▸ **Stated task**
Find the word "Daily" in the data. Return every line where it appears.

════

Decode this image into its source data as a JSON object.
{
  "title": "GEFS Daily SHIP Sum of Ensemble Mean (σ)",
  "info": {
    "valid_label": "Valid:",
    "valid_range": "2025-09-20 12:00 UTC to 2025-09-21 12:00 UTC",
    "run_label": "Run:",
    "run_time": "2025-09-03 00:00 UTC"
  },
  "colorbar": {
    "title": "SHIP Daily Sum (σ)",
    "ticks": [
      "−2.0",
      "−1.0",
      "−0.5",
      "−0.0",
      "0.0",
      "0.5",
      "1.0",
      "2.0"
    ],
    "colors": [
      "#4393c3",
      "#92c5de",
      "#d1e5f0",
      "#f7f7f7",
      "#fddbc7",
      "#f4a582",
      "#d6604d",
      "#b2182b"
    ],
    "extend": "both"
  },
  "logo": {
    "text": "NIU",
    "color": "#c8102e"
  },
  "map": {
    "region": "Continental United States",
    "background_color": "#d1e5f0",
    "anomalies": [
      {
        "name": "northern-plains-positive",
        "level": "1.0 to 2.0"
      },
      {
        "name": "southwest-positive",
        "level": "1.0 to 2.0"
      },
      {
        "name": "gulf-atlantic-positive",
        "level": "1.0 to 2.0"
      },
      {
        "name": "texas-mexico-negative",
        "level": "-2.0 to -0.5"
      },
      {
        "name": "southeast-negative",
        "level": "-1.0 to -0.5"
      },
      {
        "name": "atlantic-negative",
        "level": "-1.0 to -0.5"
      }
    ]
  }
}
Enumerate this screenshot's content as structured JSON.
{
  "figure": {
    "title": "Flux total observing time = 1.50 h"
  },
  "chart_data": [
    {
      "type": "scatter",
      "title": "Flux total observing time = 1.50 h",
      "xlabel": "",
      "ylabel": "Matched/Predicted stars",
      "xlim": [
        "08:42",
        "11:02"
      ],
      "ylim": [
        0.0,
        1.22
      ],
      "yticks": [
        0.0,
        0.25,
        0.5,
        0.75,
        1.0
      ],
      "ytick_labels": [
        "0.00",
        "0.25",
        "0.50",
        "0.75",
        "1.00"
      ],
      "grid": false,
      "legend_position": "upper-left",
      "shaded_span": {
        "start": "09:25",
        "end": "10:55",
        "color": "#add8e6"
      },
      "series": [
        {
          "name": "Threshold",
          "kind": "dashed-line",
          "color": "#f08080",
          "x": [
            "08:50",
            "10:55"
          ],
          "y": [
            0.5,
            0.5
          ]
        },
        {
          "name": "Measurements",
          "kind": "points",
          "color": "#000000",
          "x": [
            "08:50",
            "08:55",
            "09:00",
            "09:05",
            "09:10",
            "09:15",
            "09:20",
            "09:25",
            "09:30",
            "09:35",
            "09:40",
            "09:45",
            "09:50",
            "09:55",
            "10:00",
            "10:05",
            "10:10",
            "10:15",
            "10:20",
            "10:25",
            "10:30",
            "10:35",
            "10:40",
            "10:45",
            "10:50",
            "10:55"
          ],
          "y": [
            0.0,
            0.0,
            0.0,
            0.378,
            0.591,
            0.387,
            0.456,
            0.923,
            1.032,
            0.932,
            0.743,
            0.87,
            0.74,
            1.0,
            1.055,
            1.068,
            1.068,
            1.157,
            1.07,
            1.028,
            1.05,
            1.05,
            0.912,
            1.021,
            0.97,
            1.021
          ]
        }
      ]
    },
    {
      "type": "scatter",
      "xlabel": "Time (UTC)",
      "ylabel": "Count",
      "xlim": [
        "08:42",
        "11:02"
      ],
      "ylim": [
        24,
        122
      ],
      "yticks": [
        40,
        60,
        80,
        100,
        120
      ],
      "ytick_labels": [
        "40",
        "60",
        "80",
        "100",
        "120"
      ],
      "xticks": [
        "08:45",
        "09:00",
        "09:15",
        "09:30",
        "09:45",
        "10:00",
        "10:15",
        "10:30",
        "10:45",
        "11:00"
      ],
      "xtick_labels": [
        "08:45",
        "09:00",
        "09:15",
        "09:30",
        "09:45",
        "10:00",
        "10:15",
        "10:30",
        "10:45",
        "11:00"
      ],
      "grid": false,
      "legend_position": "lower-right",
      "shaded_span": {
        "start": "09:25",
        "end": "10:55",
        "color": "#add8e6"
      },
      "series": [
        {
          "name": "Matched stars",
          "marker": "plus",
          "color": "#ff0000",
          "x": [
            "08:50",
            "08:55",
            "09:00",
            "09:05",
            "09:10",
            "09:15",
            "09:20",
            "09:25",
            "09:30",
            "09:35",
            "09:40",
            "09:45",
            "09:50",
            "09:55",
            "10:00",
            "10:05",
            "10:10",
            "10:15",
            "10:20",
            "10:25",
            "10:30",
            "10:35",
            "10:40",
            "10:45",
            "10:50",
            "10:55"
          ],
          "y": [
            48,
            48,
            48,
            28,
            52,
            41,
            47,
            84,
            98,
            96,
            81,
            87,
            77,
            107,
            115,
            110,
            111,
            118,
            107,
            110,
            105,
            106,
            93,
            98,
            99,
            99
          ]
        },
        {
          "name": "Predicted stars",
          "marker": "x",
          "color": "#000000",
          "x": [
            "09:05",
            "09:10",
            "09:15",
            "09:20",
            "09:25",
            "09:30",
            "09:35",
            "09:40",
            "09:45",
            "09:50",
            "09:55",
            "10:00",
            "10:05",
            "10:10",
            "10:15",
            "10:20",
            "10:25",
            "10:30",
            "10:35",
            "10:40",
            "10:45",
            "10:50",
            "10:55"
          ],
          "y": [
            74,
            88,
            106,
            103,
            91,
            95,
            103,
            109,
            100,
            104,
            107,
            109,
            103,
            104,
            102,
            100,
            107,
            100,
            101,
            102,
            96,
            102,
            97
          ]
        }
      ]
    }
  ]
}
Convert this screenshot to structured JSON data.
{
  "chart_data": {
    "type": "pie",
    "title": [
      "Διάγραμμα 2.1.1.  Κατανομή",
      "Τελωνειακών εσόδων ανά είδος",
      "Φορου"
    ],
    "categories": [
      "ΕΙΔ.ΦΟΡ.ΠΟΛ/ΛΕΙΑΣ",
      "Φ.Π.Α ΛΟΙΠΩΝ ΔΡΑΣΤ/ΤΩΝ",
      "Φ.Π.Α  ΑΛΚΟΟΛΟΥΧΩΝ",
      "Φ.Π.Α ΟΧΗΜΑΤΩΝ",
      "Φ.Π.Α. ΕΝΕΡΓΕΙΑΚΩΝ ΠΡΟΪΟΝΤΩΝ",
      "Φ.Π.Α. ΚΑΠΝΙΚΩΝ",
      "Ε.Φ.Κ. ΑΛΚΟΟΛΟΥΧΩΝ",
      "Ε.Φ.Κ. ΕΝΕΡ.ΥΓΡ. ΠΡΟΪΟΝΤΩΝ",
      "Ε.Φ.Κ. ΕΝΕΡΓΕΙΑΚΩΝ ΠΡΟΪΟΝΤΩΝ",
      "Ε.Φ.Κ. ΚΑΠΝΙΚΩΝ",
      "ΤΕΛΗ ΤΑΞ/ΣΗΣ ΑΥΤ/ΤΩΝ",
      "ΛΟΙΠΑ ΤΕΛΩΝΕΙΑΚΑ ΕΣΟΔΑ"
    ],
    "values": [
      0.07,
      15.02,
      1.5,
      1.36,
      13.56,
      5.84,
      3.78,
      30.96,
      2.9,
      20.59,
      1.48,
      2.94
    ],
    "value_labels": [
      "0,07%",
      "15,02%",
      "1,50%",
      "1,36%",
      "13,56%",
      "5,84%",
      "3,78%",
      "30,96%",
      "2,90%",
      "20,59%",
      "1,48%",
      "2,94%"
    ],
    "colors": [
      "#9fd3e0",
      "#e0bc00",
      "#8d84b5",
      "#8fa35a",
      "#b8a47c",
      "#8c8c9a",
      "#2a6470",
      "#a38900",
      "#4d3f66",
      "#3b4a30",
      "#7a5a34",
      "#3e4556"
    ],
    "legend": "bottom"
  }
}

════

▸ **Answer to this exercise**
  "title": "GEFS Daily SHIP Sum of Ensemble Mean (σ)",
    "title": "SHIP Daily Sum (σ)",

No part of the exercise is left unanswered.